> _WHAT YOU SHOULD DO_:
Turn every line of the material below into a Markdown table with two columns, "Row" for a running number and "Entry" for the line itself, leaving out any blank lines.

──────── PROVIDED INFORMATION

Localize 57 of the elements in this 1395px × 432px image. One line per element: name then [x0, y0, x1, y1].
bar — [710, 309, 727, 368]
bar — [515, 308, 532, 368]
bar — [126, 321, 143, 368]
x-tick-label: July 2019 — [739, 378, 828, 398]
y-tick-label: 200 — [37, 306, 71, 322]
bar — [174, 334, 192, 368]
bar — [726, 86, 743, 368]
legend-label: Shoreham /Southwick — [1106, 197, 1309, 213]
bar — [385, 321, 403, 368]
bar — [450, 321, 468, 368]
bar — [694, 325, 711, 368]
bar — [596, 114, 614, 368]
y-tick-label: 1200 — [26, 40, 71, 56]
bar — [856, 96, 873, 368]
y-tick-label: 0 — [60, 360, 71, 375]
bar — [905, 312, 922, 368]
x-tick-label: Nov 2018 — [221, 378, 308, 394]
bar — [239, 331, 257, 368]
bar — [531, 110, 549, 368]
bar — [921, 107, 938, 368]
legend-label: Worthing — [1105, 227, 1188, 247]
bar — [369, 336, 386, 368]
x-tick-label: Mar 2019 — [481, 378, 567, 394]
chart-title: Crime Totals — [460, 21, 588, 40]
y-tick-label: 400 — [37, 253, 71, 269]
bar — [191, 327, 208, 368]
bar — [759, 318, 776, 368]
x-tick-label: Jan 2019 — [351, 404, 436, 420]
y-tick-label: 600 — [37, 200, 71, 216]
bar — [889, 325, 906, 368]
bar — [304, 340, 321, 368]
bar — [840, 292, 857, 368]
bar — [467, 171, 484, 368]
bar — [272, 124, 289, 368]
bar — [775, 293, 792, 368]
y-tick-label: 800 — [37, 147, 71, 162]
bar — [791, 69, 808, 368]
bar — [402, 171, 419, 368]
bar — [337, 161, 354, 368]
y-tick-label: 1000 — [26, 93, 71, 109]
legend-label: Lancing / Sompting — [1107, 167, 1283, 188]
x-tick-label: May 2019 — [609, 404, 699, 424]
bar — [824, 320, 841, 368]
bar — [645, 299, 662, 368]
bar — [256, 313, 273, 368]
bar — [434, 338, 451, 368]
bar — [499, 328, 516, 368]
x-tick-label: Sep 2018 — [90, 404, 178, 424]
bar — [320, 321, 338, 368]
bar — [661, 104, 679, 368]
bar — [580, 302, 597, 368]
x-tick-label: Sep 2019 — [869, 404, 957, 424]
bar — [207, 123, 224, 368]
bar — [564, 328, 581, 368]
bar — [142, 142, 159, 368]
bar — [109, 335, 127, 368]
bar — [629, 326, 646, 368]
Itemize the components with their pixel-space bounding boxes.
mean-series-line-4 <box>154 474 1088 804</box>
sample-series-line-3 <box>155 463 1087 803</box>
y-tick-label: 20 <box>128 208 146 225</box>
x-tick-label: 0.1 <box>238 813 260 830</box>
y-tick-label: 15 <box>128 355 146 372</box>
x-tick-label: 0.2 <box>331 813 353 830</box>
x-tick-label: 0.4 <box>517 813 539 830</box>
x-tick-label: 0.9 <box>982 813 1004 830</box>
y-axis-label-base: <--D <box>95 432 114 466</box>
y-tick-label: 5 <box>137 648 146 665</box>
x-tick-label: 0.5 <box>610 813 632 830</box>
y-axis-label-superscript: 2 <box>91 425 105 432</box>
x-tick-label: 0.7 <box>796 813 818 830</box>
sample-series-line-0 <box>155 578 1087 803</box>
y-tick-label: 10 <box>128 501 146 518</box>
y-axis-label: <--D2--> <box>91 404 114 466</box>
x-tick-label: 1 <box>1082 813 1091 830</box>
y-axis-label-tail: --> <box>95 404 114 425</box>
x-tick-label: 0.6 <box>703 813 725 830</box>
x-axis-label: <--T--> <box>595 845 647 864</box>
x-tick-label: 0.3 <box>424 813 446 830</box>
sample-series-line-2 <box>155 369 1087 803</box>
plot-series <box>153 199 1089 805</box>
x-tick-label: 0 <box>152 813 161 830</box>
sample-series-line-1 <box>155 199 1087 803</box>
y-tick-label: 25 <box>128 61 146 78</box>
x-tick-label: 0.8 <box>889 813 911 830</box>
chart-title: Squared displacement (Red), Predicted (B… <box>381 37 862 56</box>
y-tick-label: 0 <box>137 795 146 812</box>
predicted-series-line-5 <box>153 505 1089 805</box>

────────────────

> _SOLUTION_:
| Row | Entry |
|---|---|
| 1 | Localize 57 of the elements in this 1395px × 432px image. One line per element: name then [x0, y0, x1, y1]. |
| 2 | bar — [710, 309, 727, 368] |
| 3 | bar — [515, 308, 532, 368] |
| 4 | bar — [126, 321, 143, 368] |
| 5 | x-tick-label: July 2019 — [739, 378, 828, 398] |
| 6 | y-tick-label: 200 — [37, 306, 71, 322] |
| 7 | bar — [174, 334, 192, 368] |
| 8 | bar — [726, 86, 743, 368] |
| 9 | legend-label: Shoreham /Southwick — [1106, 197, 1309, 213] |
| 10 | bar — [385, 321, 403, 368] |
| 11 | bar — [450, 321, 468, 368] |
| 12 | bar — [694, 325, 711, 368] |
| 13 | bar — [596, 114, 614, 368] |
| 14 | y-tick-label: 1200 — [26, 40, 71, 56] |
| 15 | bar — [856, 96, 873, 368] |
| 16 | y-tick-label: 0 — [60, 360, 71, 375] |
| 17 | bar — [905, 312, 922, 368] |
| 18 | x-tick-label: Nov 2018 — [221, 378, 308, 394] |
| 19 | bar — [239, 331, 257, 368] |
| 20 | bar — [531, 110, 549, 368] |
| 21 | bar — [921, 107, 938, 368] |
| 22 | legend-label: Worthing — [1105, 227, 1188, 247] |
| 23 | bar — [369, 336, 386, 368] |
| 24 | x-tick-label: Mar 2019 — [481, 378, 567, 394] |
| 25 | chart-title: Crime Totals — [460, 21, 588, 40] |
| 26 | y-tick-label: 400 — [37, 253, 71, 269] |
| 27 | bar — [191, 327, 208, 368] |
| 28 | bar — [759, 318, 776, 368] |
| 29 | x-tick-label: Jan 2019 — [351, 404, 436, 420] |
| 30 | y-tick-label: 600 — [37, 200, 71, 216] |
| 31 | bar — [889, 325, 906, 368] |
| 32 | bar — [304, 340, 321, 368] |
| 33 | bar — [840, 292, 857, 368] |
| 34 | bar — [467, 171, 484, 368] |
| 35 | bar — [272, 124, 289, 368] |
| 36 | bar — [775, 293, 792, 368] |
| 37 | y-tick-label: 800 — [37, 147, 71, 162] |
| 38 | bar — [791, 69, 808, 368] |
| 39 | bar — [402, 171, 419, 368] |
| 40 | bar — [337, 161, 354, 368] |
| 41 | y-tick-label: 1000 — [26, 93, 71, 109] |
| 42 | legend-label: Lancing / Sompting — [1107, 167, 1283, 188] |
| 43 | x-tick-label: May 2019 — [609, 404, 699, 424] |
| 44 | bar — [824, 320, 841, 368] |
| 45 | bar — [645, 299, 662, 368] |
| 46 | bar — [256, 313, 273, 368] |
| 47 | bar — [434, 338, 451, 368] |
| 48 | bar — [499, 328, 516, 368] |
| 49 | x-tick-label: Sep 2018 — [90, 404, 178, 424] |
| 50 | bar — [320, 321, 338, 368] |
| 51 | bar — [661, 104, 679, 368] |
| 52 | bar — [580, 302, 597, 368] |
| 53 | x-tick-label: Sep 2019 — [869, 404, 957, 424] |
| 54 | bar — [207, 123, 224, 368] |
| 55 | bar — [564, 328, 581, 368] |
| 56 | bar — [142, 142, 159, 368] |
| 57 | bar — [109, 335, 127, 368] |
| 58 | bar — [629, 326, 646, 368] |
| 59 | Itemize the components with their pixel-space bounding boxes. |
| 60 | mean-series-line-4 <box>154 474 1088 804</box> |
| 61 | sample-series-line-3 <box>155 463 1087 803</box> |
| 62 | y-tick-label: 20 <box>128 208 146 225</box> |
| 63 | x-tick-label: 0.1 <box>238 813 260 830</box> |
| 64 | y-tick-label: 15 <box>128 355 146 372</box> |
| 65 | x-tick-label: 0.2 <box>331 813 353 830</box> |
| 66 | x-tick-label: 0.4 <box>517 813 539 830</box> |
| 67 | x-tick-label: 0.9 <box>982 813 1004 830</box> |
| 68 | y-axis-label-base: <--D <box>95 432 114 466</box> |
| 69 | y-tick-label: 5 <box>137 648 146 665</box> |
| 70 | x-tick-label: 0.5 <box>610 813 632 830</box> |
| 71 | y-axis-label-superscript: 2 <box>91 425 105 432</box> |
| 72 | x-tick-label: 0.7 <box>796 813 818 830</box> |
| 73 | sample-series-line-0 <box>155 578 1087 803</box> |
| 74 | y-tick-label: 10 <box>128 501 146 518</box> |
| 75 | y-axis-label: <--D2--> <box>91 404 114 466</box> |
| 76 | x-tick-label: 1 <box>1082 813 1091 830</box> |
| 77 | y-axis-label-tail: --> <box>95 404 114 425</box> |
| 78 | x-tick-label: 0.6 <box>703 813 725 830</box> |
| 79 | x-axis-label: <--T--> <box>595 845 647 864</box> |
| 80 | x-tick-label: 0.3 <box>424 813 446 830</box> |
| 81 | sample-series-line-2 <box>155 369 1087 803</box> |
| 82 | plot-series <box>153 199 1089 805</box> |
| 83 | x-tick-label: 0 <box>152 813 161 830</box> |
| 84 | sample-series-line-1 <box>155 199 1087 803</box> |
| 85 | y-tick-label: 25 <box>128 61 146 78</box> |
| 86 | x-tick-label: 0.8 <box>889 813 911 830</box> |
| 87 | chart-title: Squared displacement (Red), Predicted (B… <box>381 37 862 56</box> |
| 88 | y-tick-label: 0 <box>137 795 146 812</box> |
| 89 | predicted-series-line-5 <box>153 505 1089 805</box> |